### Set task
Your task is to transcribe all of the records exactly and leave out the pictures.

### Excerpted records
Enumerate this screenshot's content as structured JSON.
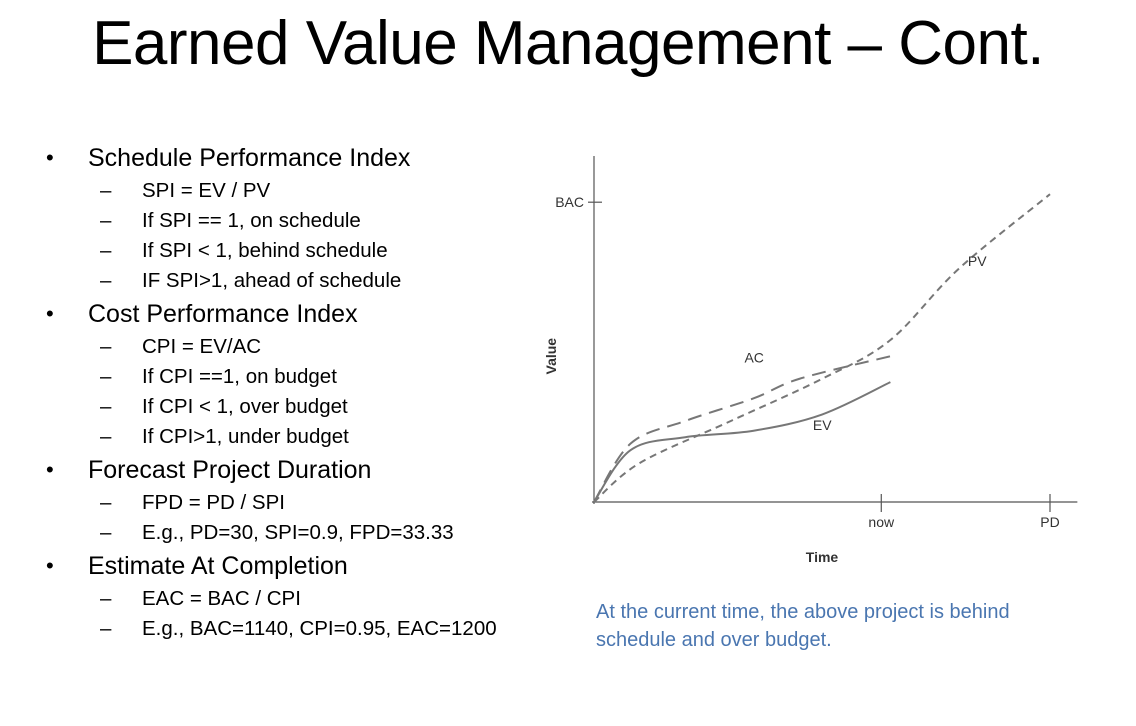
{
  "title": "Earned Value Management – Cont.",
  "sections": [
    {
      "heading": "Schedule Performance Index",
      "items": [
        "SPI = EV / PV",
        "If SPI == 1, on schedule",
        "If SPI < 1, behind schedule",
        "IF SPI>1, ahead of schedule"
      ]
    },
    {
      "heading": "Cost Performance Index",
      "items": [
        "CPI = EV/AC",
        "If CPI ==1, on budget",
        "If CPI < 1, over budget",
        "If CPI>1, under budget"
      ]
    },
    {
      "heading": "Forecast Project Duration",
      "items": [
        "FPD = PD / SPI",
        "E.g., PD=30, SPI=0.9, FPD=33.33"
      ]
    },
    {
      "heading": "Estimate At Completion",
      "items": [
        "EAC = BAC / CPI",
        "E.g., BAC=1140, CPI=0.95, EAC=1200"
      ]
    }
  ],
  "bullet_glyph": "•",
  "dash_glyph": "–",
  "chart_data": {
    "type": "line",
    "xlabel": "Time",
    "ylabel": "Value",
    "x_ticks": [
      "now",
      "PD"
    ],
    "y_ticks": [
      "BAC"
    ],
    "grid": false,
    "series": [
      {
        "name": "PV",
        "style": "dashed-short",
        "points": [
          [
            0,
            0
          ],
          [
            0.1,
            0.12
          ],
          [
            0.3,
            0.25
          ],
          [
            0.5,
            0.38
          ],
          [
            0.65,
            0.5
          ],
          [
            0.8,
            0.72
          ],
          [
            1.0,
            0.95
          ]
        ]
      },
      {
        "name": "AC",
        "style": "dashed-long",
        "points": [
          [
            0,
            0
          ],
          [
            0.08,
            0.18
          ],
          [
            0.2,
            0.25
          ],
          [
            0.35,
            0.32
          ],
          [
            0.45,
            0.38
          ],
          [
            0.65,
            0.45
          ]
        ]
      },
      {
        "name": "EV",
        "style": "solid",
        "points": [
          [
            0,
            0
          ],
          [
            0.08,
            0.16
          ],
          [
            0.2,
            0.2
          ],
          [
            0.35,
            0.22
          ],
          [
            0.5,
            0.27
          ],
          [
            0.65,
            0.37
          ]
        ]
      }
    ],
    "text_color": "#333333",
    "line_color": "#777777"
  },
  "caption": "At the current time, the above project is behind schedule and over budget.",
  "caption_color": "#4a76b0"
}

### Answer to the exercise
Enumerate this screenshot's content as structured JSON.
{
  "title": "Earned Value Management – Cont.",
  "sections": [
    {
      "heading": "Schedule Performance Index",
      "items": [
        "SPI = EV / PV",
        "If SPI == 1, on schedule",
        "If SPI < 1, behind schedule",
        "IF SPI>1, ahead of schedule"
      ]
    },
    {
      "heading": "Cost Performance Index",
      "items": [
        "CPI = EV/AC",
        "If CPI ==1, on budget",
        "If CPI < 1, over budget",
        "If CPI>1, under budget"
      ]
    },
    {
      "heading": "Forecast Project Duration",
      "items": [
        "FPD = PD / SPI",
        "E.g., PD=30, SPI=0.9, FPD=33.33"
      ]
    },
    {
      "heading": "Estimate At Completion",
      "items": [
        "EAC = BAC / CPI",
        "E.g., BAC=1140, CPI=0.95, EAC=1200"
      ]
    }
  ],
  "bullet_glyph": "•",
  "dash_glyph": "–",
  "chart_data": {
    "type": "line",
    "xlabel": "Time",
    "ylabel": "Value",
    "x_ticks": [
      "now",
      "PD"
    ],
    "y_ticks": [
      "BAC"
    ],
    "grid": false,
    "series": [
      {
        "name": "PV",
        "style": "dashed-short",
        "points": [
          [
            0,
            0
          ],
          [
            0.1,
            0.12
          ],
          [
            0.3,
            0.25
          ],
          [
            0.5,
            0.38
          ],
          [
            0.65,
            0.5
          ],
          [
            0.8,
            0.72
          ],
          [
            1.0,
            0.95
          ]
        ]
      },
      {
        "name": "AC",
        "style": "dashed-long",
        "points": [
          [
            0,
            0
          ],
          [
            0.08,
            0.18
          ],
          [
            0.2,
            0.25
          ],
          [
            0.35,
            0.32
          ],
          [
            0.45,
            0.38
          ],
          [
            0.65,
            0.45
          ]
        ]
      },
      {
        "name": "EV",
        "style": "solid",
        "points": [
          [
            0,
            0
          ],
          [
            0.08,
            0.16
          ],
          [
            0.2,
            0.2
          ],
          [
            0.35,
            0.22
          ],
          [
            0.5,
            0.27
          ],
          [
            0.65,
            0.37
          ]
        ]
      }
    ],
    "text_color": "#333333",
    "line_color": "#777777"
  },
  "caption": "At the current time, the above project is behind schedule and over budget.",
  "caption_color": "#4a76b0"
}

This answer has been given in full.